- **Challenge**
Retype all of the entries word for word.
· · ·
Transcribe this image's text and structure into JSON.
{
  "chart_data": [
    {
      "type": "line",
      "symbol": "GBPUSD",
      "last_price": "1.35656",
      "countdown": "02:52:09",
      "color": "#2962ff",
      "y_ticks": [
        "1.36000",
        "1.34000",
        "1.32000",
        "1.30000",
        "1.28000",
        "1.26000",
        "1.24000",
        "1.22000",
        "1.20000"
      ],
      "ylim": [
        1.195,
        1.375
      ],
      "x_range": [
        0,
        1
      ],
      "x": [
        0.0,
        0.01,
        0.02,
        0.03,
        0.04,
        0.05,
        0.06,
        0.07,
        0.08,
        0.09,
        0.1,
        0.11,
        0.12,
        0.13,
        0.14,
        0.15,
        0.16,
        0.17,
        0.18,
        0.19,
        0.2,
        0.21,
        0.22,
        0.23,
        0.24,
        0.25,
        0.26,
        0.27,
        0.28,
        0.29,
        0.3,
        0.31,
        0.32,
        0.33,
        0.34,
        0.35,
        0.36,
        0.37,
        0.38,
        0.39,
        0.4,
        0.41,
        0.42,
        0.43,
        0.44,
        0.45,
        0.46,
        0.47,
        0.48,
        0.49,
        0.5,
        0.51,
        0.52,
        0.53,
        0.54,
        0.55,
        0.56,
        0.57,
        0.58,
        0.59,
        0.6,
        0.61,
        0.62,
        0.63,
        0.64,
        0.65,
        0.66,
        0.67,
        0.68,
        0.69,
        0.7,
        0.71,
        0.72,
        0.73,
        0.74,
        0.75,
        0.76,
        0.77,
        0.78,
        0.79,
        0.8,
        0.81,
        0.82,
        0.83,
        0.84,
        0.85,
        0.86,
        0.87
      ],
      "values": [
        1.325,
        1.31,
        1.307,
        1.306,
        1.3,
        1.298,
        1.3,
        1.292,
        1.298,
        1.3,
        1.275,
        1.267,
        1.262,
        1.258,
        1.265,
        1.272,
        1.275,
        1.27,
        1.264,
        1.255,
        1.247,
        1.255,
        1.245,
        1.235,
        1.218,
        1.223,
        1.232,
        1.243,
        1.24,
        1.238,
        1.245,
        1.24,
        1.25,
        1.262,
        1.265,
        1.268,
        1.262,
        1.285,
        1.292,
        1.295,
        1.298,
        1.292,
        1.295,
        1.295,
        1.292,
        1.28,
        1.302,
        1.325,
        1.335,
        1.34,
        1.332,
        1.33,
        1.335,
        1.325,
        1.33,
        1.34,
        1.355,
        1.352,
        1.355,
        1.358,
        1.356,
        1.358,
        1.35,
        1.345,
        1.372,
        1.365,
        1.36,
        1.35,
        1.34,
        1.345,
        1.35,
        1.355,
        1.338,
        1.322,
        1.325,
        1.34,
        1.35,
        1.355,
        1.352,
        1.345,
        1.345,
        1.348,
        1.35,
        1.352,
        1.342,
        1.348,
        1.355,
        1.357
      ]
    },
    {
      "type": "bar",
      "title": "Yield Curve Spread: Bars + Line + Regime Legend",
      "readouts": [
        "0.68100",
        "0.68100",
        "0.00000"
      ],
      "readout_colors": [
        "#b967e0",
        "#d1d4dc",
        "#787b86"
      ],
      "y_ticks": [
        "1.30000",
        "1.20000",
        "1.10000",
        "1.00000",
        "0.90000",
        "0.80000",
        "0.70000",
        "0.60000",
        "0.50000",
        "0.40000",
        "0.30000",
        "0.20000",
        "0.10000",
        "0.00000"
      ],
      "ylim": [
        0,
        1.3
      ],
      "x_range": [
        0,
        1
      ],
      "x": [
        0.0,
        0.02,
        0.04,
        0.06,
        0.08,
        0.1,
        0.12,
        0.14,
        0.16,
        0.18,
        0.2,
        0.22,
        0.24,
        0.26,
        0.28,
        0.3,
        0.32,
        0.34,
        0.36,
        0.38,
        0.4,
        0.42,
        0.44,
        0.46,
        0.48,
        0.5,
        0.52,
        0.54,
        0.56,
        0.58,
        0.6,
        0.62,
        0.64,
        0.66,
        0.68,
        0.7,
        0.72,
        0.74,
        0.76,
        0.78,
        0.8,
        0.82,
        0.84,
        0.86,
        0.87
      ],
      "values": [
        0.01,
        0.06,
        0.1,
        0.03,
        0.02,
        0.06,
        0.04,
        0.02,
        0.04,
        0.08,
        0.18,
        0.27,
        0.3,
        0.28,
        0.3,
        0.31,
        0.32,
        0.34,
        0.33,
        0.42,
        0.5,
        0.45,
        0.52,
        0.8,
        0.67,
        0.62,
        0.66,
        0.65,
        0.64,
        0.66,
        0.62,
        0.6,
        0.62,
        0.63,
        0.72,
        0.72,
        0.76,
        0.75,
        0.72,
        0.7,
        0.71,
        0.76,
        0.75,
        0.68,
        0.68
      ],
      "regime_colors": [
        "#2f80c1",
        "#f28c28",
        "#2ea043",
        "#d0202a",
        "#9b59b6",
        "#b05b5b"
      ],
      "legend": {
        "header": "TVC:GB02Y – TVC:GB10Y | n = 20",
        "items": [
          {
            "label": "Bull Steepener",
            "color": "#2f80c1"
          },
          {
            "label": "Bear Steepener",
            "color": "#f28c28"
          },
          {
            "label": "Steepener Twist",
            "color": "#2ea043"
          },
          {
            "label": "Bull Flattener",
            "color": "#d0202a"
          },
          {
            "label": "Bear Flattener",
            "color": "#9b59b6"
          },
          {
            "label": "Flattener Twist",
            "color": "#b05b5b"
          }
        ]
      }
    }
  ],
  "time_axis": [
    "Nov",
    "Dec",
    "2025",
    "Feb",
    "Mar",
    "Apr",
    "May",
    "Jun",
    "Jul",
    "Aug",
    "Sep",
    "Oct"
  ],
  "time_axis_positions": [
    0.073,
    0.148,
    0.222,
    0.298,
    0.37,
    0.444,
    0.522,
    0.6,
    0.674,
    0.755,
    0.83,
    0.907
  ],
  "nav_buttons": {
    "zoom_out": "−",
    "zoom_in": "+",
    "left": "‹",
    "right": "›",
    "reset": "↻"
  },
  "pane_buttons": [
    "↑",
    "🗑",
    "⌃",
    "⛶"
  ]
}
· · ·
- **Right answer**
Transcribe this image's text and structure into JSON.
{
  "chart_data": [
    {
      "type": "line",
      "symbol": "GBPUSD",
      "last_price": "1.35656",
      "countdown": "02:52:09",
      "color": "#2962ff",
      "y_ticks": [
        "1.36000",
        "1.34000",
        "1.32000",
        "1.30000",
        "1.28000",
        "1.26000",
        "1.24000",
        "1.22000",
        "1.20000"
      ],
      "ylim": [
        1.195,
        1.375
      ],
      "x_range": [
        0,
        1
      ],
      "x": [
        0.0,
        0.01,
        0.02,
        0.03,
        0.04,
        0.05,
        0.06,
        0.07,
        0.08,
        0.09,
        0.1,
        0.11,
        0.12,
        0.13,
        0.14,
        0.15,
        0.16,
        0.17,
        0.18,
        0.19,
        0.2,
        0.21,
        0.22,
        0.23,
        0.24,
        0.25,
        0.26,
        0.27,
        0.28,
        0.29,
        0.3,
        0.31,
        0.32,
        0.33,
        0.34,
        0.35,
        0.36,
        0.37,
        0.38,
        0.39,
        0.4,
        0.41,
        0.42,
        0.43,
        0.44,
        0.45,
        0.46,
        0.47,
        0.48,
        0.49,
        0.5,
        0.51,
        0.52,
        0.53,
        0.54,
        0.55,
        0.56,
        0.57,
        0.58,
        0.59,
        0.6,
        0.61,
        0.62,
        0.63,
        0.64,
        0.65,
        0.66,
        0.67,
        0.68,
        0.69,
        0.7,
        0.71,
        0.72,
        0.73,
        0.74,
        0.75,
        0.76,
        0.77,
        0.78,
        0.79,
        0.8,
        0.81,
        0.82,
        0.83,
        0.84,
        0.85,
        0.86,
        0.87
      ],
      "values": [
        1.325,
        1.31,
        1.307,
        1.306,
        1.3,
        1.298,
        1.3,
        1.292,
        1.298,
        1.3,
        1.275,
        1.267,
        1.262,
        1.258,
        1.265,
        1.272,
        1.275,
        1.27,
        1.264,
        1.255,
        1.247,
        1.255,
        1.245,
        1.235,
        1.218,
        1.223,
        1.232,
        1.243,
        1.24,
        1.238,
        1.245,
        1.24,
        1.25,
        1.262,
        1.265,
        1.268,
        1.262,
        1.285,
        1.292,
        1.295,
        1.298,
        1.292,
        1.295,
        1.295,
        1.292,
        1.28,
        1.302,
        1.325,
        1.335,
        1.34,
        1.332,
        1.33,
        1.335,
        1.325,
        1.33,
        1.34,
        1.355,
        1.352,
        1.355,
        1.358,
        1.356,
        1.358,
        1.35,
        1.345,
        1.372,
        1.365,
        1.36,
        1.35,
        1.34,
        1.345,
        1.35,
        1.355,
        1.338,
        1.322,
        1.325,
        1.34,
        1.35,
        1.355,
        1.352,
        1.345,
        1.345,
        1.348,
        1.35,
        1.352,
        1.342,
        1.348,
        1.355,
        1.357
      ]
    },
    {
      "type": "bar",
      "title": "Yield Curve Spread: Bars + Line + Regime Legend",
      "readouts": [
        "0.68100",
        "0.68100",
        "0.00000"
      ],
      "readout_colors": [
        "#b967e0",
        "#d1d4dc",
        "#787b86"
      ],
      "y_ticks": [
        "1.30000",
        "1.20000",
        "1.10000",
        "1.00000",
        "0.90000",
        "0.80000",
        "0.70000",
        "0.60000",
        "0.50000",
        "0.40000",
        "0.30000",
        "0.20000",
        "0.10000",
        "0.00000"
      ],
      "ylim": [
        0,
        1.3
      ],
      "x_range": [
        0,
        1
      ],
      "x": [
        0.0,
        0.02,
        0.04,
        0.06,
        0.08,
        0.1,
        0.12,
        0.14,
        0.16,
        0.18,
        0.2,
        0.22,
        0.24,
        0.26,
        0.28,
        0.3,
        0.32,
        0.34,
        0.36,
        0.38,
        0.4,
        0.42,
        0.44,
        0.46,
        0.48,
        0.5,
        0.52,
        0.54,
        0.56,
        0.58,
        0.6,
        0.62,
        0.64,
        0.66,
        0.68,
        0.7,
        0.72,
        0.74,
        0.76,
        0.78,
        0.8,
        0.82,
        0.84,
        0.86,
        0.87
      ],
      "values": [
        0.01,
        0.06,
        0.1,
        0.03,
        0.02,
        0.06,
        0.04,
        0.02,
        0.04,
        0.08,
        0.18,
        0.27,
        0.3,
        0.28,
        0.3,
        0.31,
        0.32,
        0.34,
        0.33,
        0.42,
        0.5,
        0.45,
        0.52,
        0.8,
        0.67,
        0.62,
        0.66,
        0.65,
        0.64,
        0.66,
        0.62,
        0.6,
        0.62,
        0.63,
        0.72,
        0.72,
        0.76,
        0.75,
        0.72,
        0.7,
        0.71,
        0.76,
        0.75,
        0.68,
        0.68
      ],
      "regime_colors": [
        "#2f80c1",
        "#f28c28",
        "#2ea043",
        "#d0202a",
        "#9b59b6",
        "#b05b5b"
      ],
      "legend": {
        "header": "TVC:GB02Y – TVC:GB10Y | n = 20",
        "items": [
          {
            "label": "Bull Steepener",
            "color": "#2f80c1"
          },
          {
            "label": "Bear Steepener",
            "color": "#f28c28"
          },
          {
            "label": "Steepener Twist",
            "color": "#2ea043"
          },
          {
            "label": "Bull Flattener",
            "color": "#d0202a"
          },
          {
            "label": "Bear Flattener",
            "color": "#9b59b6"
          },
          {
            "label": "Flattener Twist",
            "color": "#b05b5b"
          }
        ]
      }
    }
  ],
  "time_axis": [
    "Nov",
    "Dec",
    "2025",
    "Feb",
    "Mar",
    "Apr",
    "May",
    "Jun",
    "Jul",
    "Aug",
    "Sep",
    "Oct"
  ],
  "time_axis_positions": [
    0.073,
    0.148,
    0.222,
    0.298,
    0.37,
    0.444,
    0.522,
    0.6,
    0.674,
    0.755,
    0.83,
    0.907
  ],
  "nav_buttons": {
    "zoom_out": "−",
    "zoom_in": "+",
    "left": "‹",
    "right": "›",
    "reset": "↻"
  },
  "pane_buttons": [
    "↑",
    "🗑",
    "⌃",
    "⛶"
  ]
}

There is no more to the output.